* [TEXT SECTION]:
☆ ☆ ☆ ☆ ☆

Federal prison is likely in the future for another food industry executive.

Memet Beqiri, the owner of Connecticutt’s New England Meat Packing LLC in Staford Springs, will be sentenced on November 12, 2019, after pleading guilty to submitting fraudulent E. coli test results required to meet USDA’s HACCP sampling requirements.

The defendant is also known as Matt Beqiri, 32, of Tolland.

U.S. District Judge Alvin W. Thompson accepted a Magistrate Judge’s finding that Beqiri knowingly and voluntarily entered into a plea of guilty that should be acceptable to the Court.

Magistrate Judge Robert A. Richardson found Mr. Beqiri competent to enter the plea; that he understands the charges against him, and his right to counsel. By pleading guilty, Beqiri gives up his right to trial and to appeal. He also understands the Court is “obligated to consider” advisory sentencing guidelines.

At sentencing, the maximum a federal judge could impose is five years in federal prison and a $1 million fine.

Court documents lay out the facts of the case. Beqiri was the owner and general manager of New England Meat Packing LLC at all relevant times to the federal felony. USDA’s Food Safety and Inspection Service (FSIS) inspected the facility for slaughter, processing, selling, and transporting of meat and meat products, including beef, veal, goat, and lamb.

☆ ☆ ☆ ☆ ☆

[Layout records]

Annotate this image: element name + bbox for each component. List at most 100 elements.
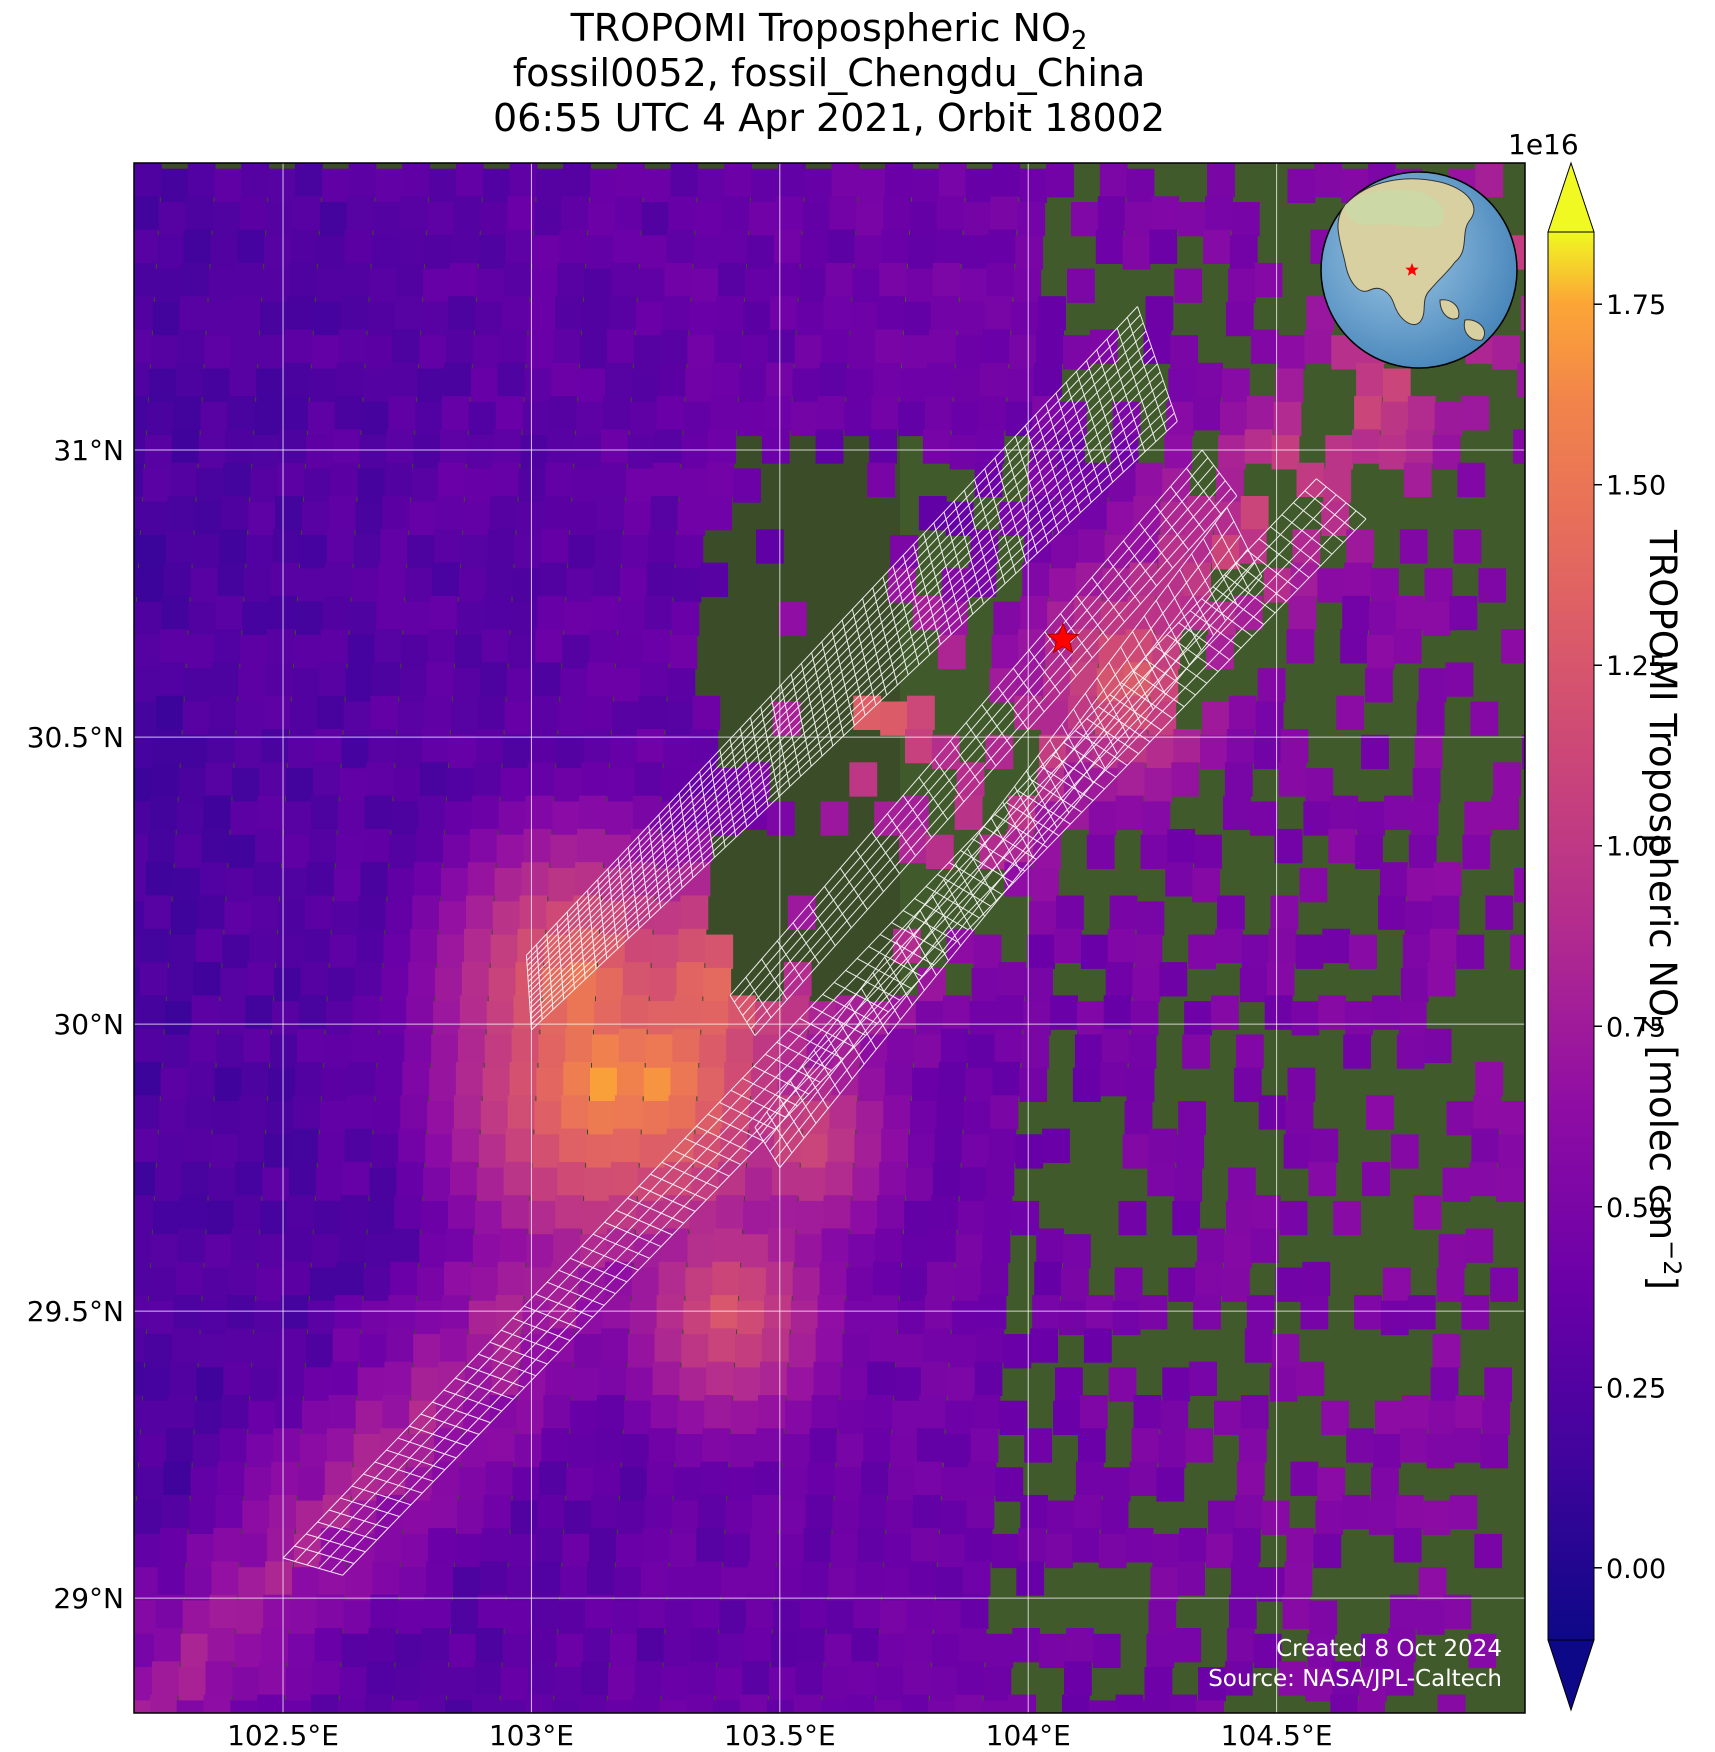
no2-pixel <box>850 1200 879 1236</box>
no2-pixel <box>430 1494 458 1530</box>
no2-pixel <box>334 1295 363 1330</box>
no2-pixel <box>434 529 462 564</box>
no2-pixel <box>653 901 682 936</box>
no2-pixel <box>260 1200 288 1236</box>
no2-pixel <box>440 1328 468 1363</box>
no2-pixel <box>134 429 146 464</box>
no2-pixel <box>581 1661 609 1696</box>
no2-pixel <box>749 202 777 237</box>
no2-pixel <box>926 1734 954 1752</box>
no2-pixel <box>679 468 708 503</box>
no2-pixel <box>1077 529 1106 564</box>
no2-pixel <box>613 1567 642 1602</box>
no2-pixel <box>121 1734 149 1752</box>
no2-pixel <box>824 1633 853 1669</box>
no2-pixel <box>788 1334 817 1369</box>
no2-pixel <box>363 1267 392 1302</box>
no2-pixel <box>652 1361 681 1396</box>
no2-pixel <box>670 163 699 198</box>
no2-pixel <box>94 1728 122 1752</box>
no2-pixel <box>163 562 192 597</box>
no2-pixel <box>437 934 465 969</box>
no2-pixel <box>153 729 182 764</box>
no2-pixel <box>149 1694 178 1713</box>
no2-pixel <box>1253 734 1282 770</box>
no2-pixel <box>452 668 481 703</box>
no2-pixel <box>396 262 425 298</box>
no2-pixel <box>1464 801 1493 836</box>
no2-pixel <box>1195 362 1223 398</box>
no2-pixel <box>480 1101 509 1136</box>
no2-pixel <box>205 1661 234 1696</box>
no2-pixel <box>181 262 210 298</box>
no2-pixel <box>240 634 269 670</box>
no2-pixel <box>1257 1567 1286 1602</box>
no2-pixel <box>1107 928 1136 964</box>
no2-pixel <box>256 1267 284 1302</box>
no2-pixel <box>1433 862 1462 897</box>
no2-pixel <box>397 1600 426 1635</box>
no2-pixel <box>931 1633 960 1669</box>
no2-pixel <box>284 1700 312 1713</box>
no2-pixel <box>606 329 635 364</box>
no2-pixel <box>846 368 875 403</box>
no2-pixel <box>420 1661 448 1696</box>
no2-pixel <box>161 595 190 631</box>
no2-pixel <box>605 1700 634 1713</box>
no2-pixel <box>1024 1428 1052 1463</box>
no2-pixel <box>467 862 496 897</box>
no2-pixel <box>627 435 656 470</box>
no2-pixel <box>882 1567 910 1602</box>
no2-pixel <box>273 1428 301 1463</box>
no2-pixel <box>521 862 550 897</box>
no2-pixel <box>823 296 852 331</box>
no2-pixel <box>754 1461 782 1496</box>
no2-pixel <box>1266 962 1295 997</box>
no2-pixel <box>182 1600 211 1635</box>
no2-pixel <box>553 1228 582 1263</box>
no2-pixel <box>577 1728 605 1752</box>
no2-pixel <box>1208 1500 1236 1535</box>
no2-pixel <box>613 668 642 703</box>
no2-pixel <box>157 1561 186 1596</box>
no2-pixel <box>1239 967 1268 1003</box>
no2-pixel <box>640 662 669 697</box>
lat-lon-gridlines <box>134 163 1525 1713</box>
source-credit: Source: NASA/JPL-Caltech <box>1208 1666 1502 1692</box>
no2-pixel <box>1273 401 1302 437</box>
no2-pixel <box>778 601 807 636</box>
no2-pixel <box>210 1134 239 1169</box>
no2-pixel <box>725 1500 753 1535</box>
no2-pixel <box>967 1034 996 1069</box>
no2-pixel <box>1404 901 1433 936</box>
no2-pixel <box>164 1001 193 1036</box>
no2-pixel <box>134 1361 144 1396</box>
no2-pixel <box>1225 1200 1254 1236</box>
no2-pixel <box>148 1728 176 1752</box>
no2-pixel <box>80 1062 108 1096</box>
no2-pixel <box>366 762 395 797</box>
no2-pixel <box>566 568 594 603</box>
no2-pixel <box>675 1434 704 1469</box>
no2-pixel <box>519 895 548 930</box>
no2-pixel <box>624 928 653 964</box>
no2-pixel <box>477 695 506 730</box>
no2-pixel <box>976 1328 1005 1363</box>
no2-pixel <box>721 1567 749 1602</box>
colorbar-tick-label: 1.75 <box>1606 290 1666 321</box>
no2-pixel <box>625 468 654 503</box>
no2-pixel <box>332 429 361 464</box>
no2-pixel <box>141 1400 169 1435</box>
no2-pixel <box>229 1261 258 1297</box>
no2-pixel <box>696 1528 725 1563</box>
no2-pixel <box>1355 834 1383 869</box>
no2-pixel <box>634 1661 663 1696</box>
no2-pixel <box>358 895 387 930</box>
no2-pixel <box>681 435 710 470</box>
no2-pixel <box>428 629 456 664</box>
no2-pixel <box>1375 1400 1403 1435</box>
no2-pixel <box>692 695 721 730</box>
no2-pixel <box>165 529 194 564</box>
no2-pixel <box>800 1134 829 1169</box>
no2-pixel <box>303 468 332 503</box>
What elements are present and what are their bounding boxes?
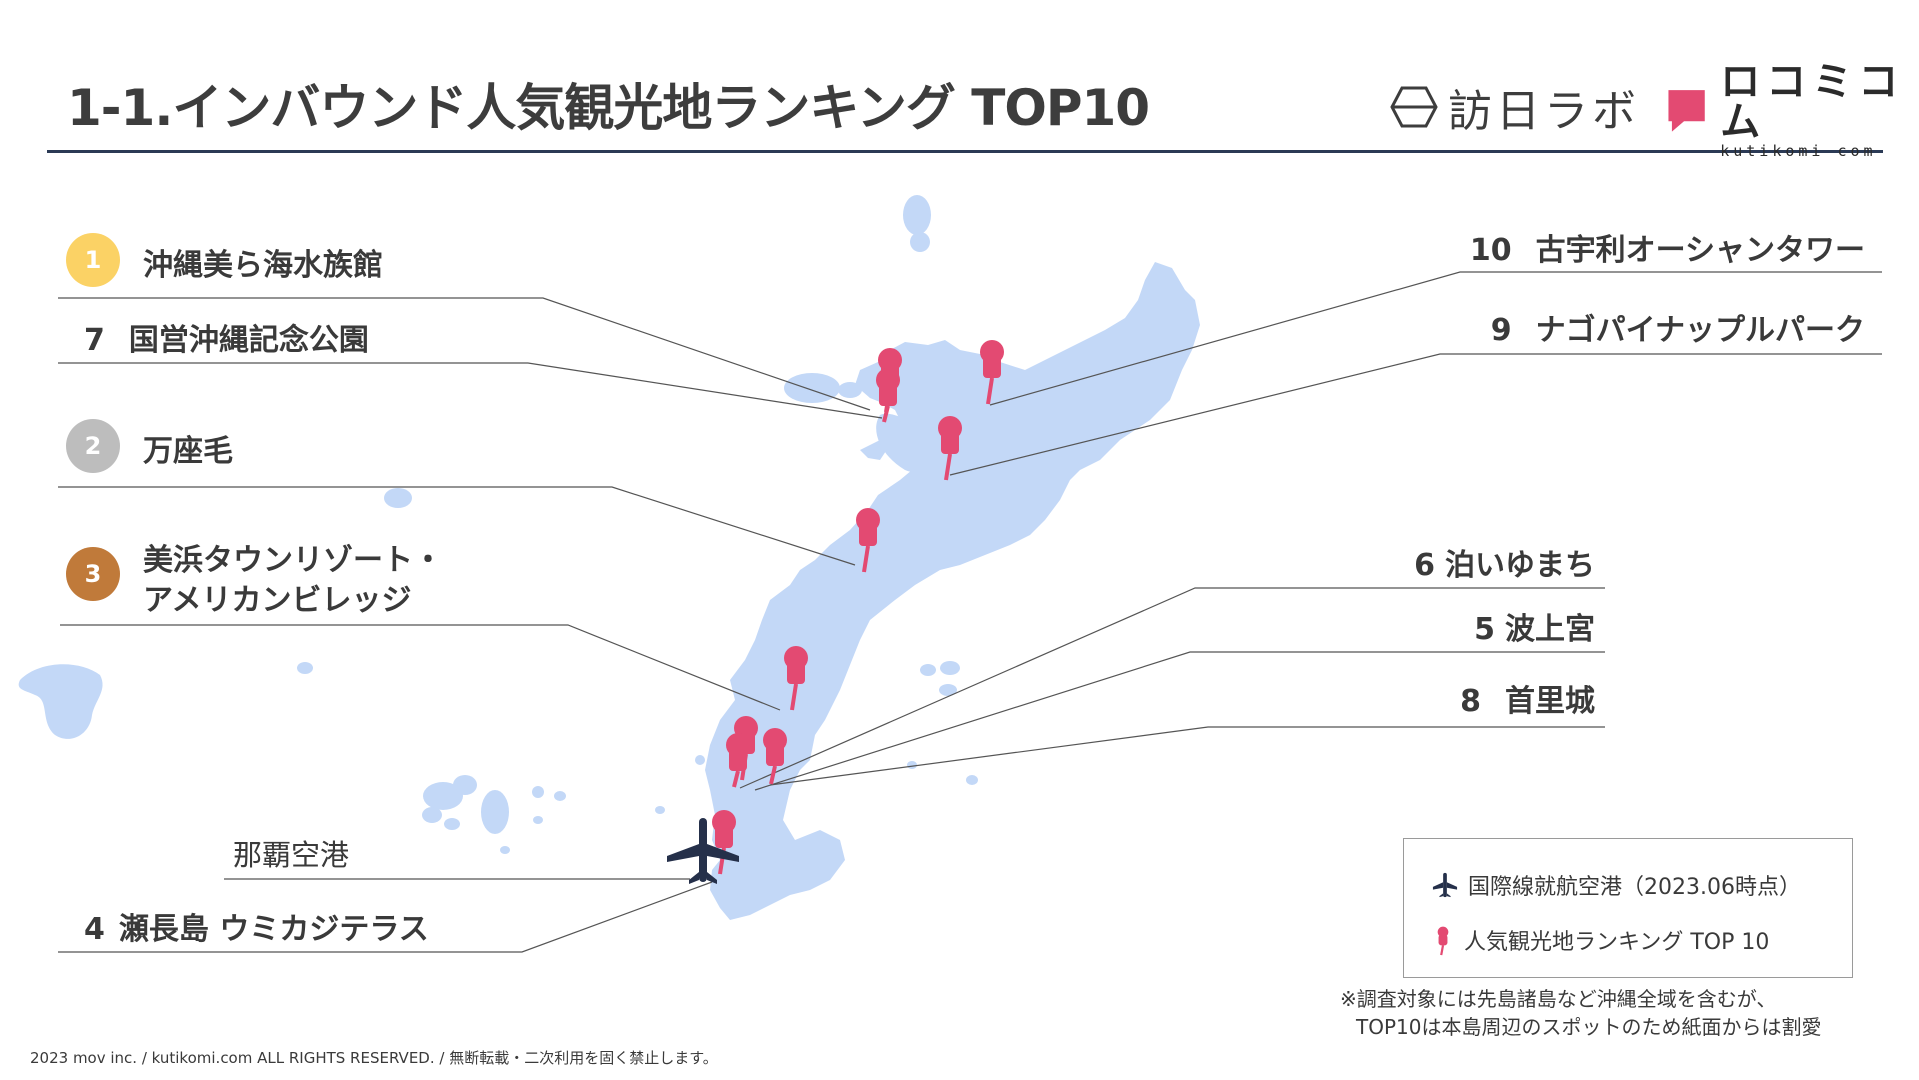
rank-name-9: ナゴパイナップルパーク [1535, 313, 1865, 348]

☆ ☆ ☆ ☆ ☆

* [WRITTEN INSTRUCTION 1]:
In the news article, rewrite the paragraph beginning "Court documents lay out the facts of the case" as a short bulleted list that keeps its main facts.
* [WRITTEN INSTRUCTION 2]:
In the layout entries, copy out verbatim every line from the one containing "no2-pixel <box>850 1200 879 1236</box>" up to and including the one containing "no2-pixel <box>94 1728 122 1752</box>".

* [EXERCISE RESULT 1]:
- Court documents set out the facts of the case.
- Beqiri was the owner and general manager of New England Meat Packing LLC throughout the period relevant to the federal felony.
- USDA's Food Safety and Inspection Service (FSIS) inspected the facility.
- The inspections covered slaughter, processing, selling, and transporting of meat and meat products, including beef, veal, goat, and lamb.

* [EXERCISE RESULT 2]:
no2-pixel <box>850 1200 879 1236</box>
no2-pixel <box>430 1494 458 1530</box>
no2-pixel <box>334 1295 363 1330</box>
no2-pixel <box>434 529 462 564</box>
no2-pixel <box>653 901 682 936</box>
no2-pixel <box>260 1200 288 1236</box>
no2-pixel <box>440 1328 468 1363</box>
no2-pixel <box>134 429 146 464</box>
no2-pixel <box>581 1661 609 1696</box>
no2-pixel <box>749 202 777 237</box>
no2-pixel <box>926 1734 954 1752</box>
no2-pixel <box>679 468 708 503</box>
no2-pixel <box>1077 529 1106 564</box>
no2-pixel <box>613 1567 642 1602</box>
no2-pixel <box>121 1734 149 1752</box>
no2-pixel <box>824 1633 853 1669</box>
no2-pixel <box>788 1334 817 1369</box>
no2-pixel <box>363 1267 392 1302</box>
no2-pixel <box>652 1361 681 1396</box>
no2-pixel <box>670 163 699 198</box>
no2-pixel <box>94 1728 122 1752</box>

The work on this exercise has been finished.